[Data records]
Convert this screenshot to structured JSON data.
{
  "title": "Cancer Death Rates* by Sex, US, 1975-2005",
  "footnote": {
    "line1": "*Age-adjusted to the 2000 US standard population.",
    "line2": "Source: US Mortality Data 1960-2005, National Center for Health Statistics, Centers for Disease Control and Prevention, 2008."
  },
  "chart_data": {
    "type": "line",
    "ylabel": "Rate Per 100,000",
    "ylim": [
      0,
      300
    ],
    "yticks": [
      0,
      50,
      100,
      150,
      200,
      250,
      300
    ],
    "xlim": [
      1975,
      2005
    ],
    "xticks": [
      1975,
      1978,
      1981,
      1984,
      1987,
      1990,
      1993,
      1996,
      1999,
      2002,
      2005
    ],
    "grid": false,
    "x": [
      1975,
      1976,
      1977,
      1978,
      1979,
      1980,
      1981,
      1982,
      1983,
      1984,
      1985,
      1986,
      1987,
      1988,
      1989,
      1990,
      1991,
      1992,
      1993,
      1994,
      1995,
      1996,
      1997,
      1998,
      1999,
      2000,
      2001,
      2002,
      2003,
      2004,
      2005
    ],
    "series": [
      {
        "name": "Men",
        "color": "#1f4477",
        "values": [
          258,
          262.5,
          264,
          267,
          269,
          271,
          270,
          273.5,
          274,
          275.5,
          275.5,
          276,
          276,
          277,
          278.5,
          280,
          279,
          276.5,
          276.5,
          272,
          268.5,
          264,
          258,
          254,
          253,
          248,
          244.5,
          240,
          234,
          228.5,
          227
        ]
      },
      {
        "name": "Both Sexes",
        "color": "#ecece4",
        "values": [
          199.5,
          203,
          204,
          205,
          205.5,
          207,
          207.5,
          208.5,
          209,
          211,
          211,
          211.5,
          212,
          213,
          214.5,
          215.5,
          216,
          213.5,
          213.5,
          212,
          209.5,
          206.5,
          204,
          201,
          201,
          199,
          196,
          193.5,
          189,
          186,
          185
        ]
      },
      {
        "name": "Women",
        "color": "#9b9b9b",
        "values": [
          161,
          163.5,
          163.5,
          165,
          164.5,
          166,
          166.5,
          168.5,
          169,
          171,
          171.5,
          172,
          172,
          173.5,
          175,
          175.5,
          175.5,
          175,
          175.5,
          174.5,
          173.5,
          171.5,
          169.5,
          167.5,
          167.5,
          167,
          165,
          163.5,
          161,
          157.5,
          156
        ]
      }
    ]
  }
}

- [Instructions for the task]
List every line above that holds the word "color".

- [Complete output]
        "color": "#1f4477",
        "color": "#ecece4",
        "color": "#9b9b9b",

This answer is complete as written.